(Challenge)
Transcribe the whole listing below without changing a word, but leave out every image.

━━━ Data entries ━━━

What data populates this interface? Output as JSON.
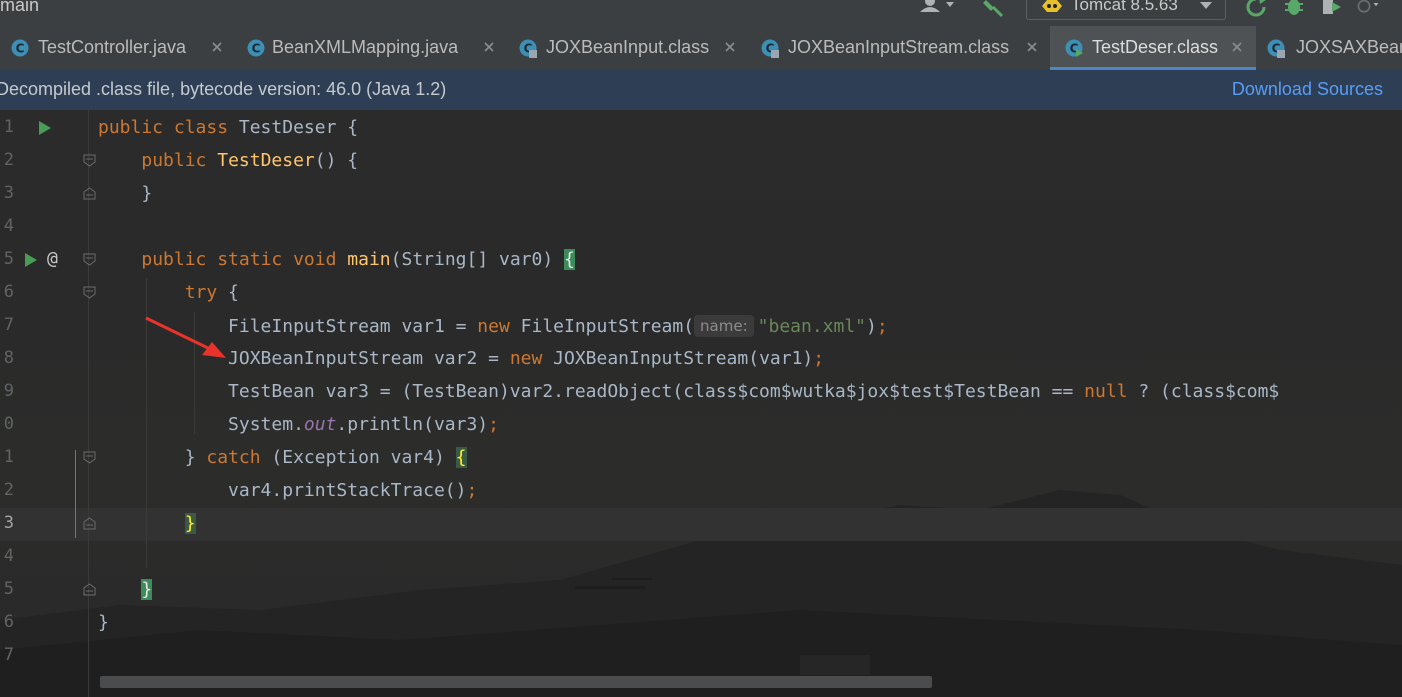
{
  "toolbar": {
    "branch": "main",
    "run_config": "Tomcat 8.5.63",
    "icons": [
      "user-icon",
      "build-hammer-icon",
      "tomcat-icon",
      "rerun-icon",
      "debug-icon",
      "coverage-icon",
      "profile-icon"
    ]
  },
  "tabs": [
    {
      "label": "TestController.java",
      "active": false
    },
    {
      "label": "BeanXMLMapping.java",
      "active": false
    },
    {
      "label": "JOXBeanInput.class",
      "active": false
    },
    {
      "label": "JOXBeanInputStream.class",
      "active": false
    },
    {
      "label": "TestDeser.class",
      "active": true
    },
    {
      "label": "JOXSAXBear",
      "active": false
    }
  ],
  "banner": {
    "message": "Decompiled .class file, bytecode version: 46.0 (Java 1.2)",
    "link": "Download Sources"
  },
  "editor": {
    "line_numbers": [
      "1",
      "2",
      "3",
      "4",
      "5",
      "6",
      "7",
      "8",
      "9",
      "0",
      "1",
      "2",
      "3",
      "4",
      "5",
      "6",
      "7"
    ],
    "current_line_index": 12,
    "param_hint": "name:",
    "lines": {
      "l1_kw": "public class",
      "l1_rest": " TestDeser {",
      "l2_kw": "public",
      "l2_fn": "TestDeser",
      "l2_rest": "() {",
      "l3": "}",
      "l5_kw": "public static void",
      "l5_fn": "main",
      "l5_rest": "(String[] var0) ",
      "l5_brace": "{",
      "l6_kw": "try",
      "l6_rest": " {",
      "l7_a": "FileInputStream var1 = ",
      "l7_kw": "new",
      "l7_b": " FileInputStream(",
      "l7_str": "\"bean.xml\"",
      "l7_c": ")",
      "l7_semi": ";",
      "l8_a": "JOXBeanInputStream var2 = ",
      "l8_kw": "new",
      "l8_b": " JOXBeanInputStream(var1)",
      "l8_semi": ";",
      "l9_a": "TestBean var3 = (TestBean)var2.readObject(class$com$wutka$jox$test$TestBean == ",
      "l9_kw": "null",
      "l9_b": " ? (class$com$",
      "l10_a": "System.",
      "l10_static": "out",
      "l10_b": ".println(var3)",
      "l10_semi": ";",
      "l11_a": "} ",
      "l11_kw": "catch",
      "l11_b": " (Exception var4) ",
      "l11_brace": "{",
      "l12_a": "var4.printStackTrace()",
      "l12_semi": ";",
      "l13_brace": "}",
      "l15_brace": "}",
      "l16": "}"
    }
  },
  "colors": {
    "keyword": "#cc7832",
    "method": "#ffc66d",
    "string": "#6a8759",
    "static_field": "#9876aa",
    "link": "#589df6",
    "annotation_arrow": "#e8322a"
  }
}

━━━

(Right answer)
What data populates this interface? Output as JSON.
{
  "toolbar": {
    "branch": "main",
    "run_config": "Tomcat 8.5.63",
    "icons": [
      "user-icon",
      "build-hammer-icon",
      "tomcat-icon",
      "rerun-icon",
      "debug-icon",
      "coverage-icon",
      "profile-icon"
    ]
  },
  "tabs": [
    {
      "label": "TestController.java",
      "active": false
    },
    {
      "label": "BeanXMLMapping.java",
      "active": false
    },
    {
      "label": "JOXBeanInput.class",
      "active": false
    },
    {
      "label": "JOXBeanInputStream.class",
      "active": false
    },
    {
      "label": "TestDeser.class",
      "active": true
    },
    {
      "label": "JOXSAXBear",
      "active": false
    }
  ],
  "banner": {
    "message": "Decompiled .class file, bytecode version: 46.0 (Java 1.2)",
    "link": "Download Sources"
  },
  "editor": {
    "line_numbers": [
      "1",
      "2",
      "3",
      "4",
      "5",
      "6",
      "7",
      "8",
      "9",
      "0",
      "1",
      "2",
      "3",
      "4",
      "5",
      "6",
      "7"
    ],
    "current_line_index": 12,
    "param_hint": "name:",
    "lines": {
      "l1_kw": "public class",
      "l1_rest": " TestDeser {",
      "l2_kw": "public",
      "l2_fn": "TestDeser",
      "l2_rest": "() {",
      "l3": "}",
      "l5_kw": "public static void",
      "l5_fn": "main",
      "l5_rest": "(String[] var0) ",
      "l5_brace": "{",
      "l6_kw": "try",
      "l6_rest": " {",
      "l7_a": "FileInputStream var1 = ",
      "l7_kw": "new",
      "l7_b": " FileInputStream(",
      "l7_str": "\"bean.xml\"",
      "l7_c": ")",
      "l7_semi": ";",
      "l8_a": "JOXBeanInputStream var2 = ",
      "l8_kw": "new",
      "l8_b": " JOXBeanInputStream(var1)",
      "l8_semi": ";",
      "l9_a": "TestBean var3 = (TestBean)var2.readObject(class$com$wutka$jox$test$TestBean == ",
      "l9_kw": "null",
      "l9_b": " ? (class$com$",
      "l10_a": "System.",
      "l10_static": "out",
      "l10_b": ".println(var3)",
      "l10_semi": ";",
      "l11_a": "} ",
      "l11_kw": "catch",
      "l11_b": " (Exception var4) ",
      "l11_brace": "{",
      "l12_a": "var4.printStackTrace()",
      "l12_semi": ";",
      "l13_brace": "}",
      "l15_brace": "}",
      "l16": "}"
    }
  },
  "colors": {
    "keyword": "#cc7832",
    "method": "#ffc66d",
    "string": "#6a8759",
    "static_field": "#9876aa",
    "link": "#589df6",
    "annotation_arrow": "#e8322a"
  }
}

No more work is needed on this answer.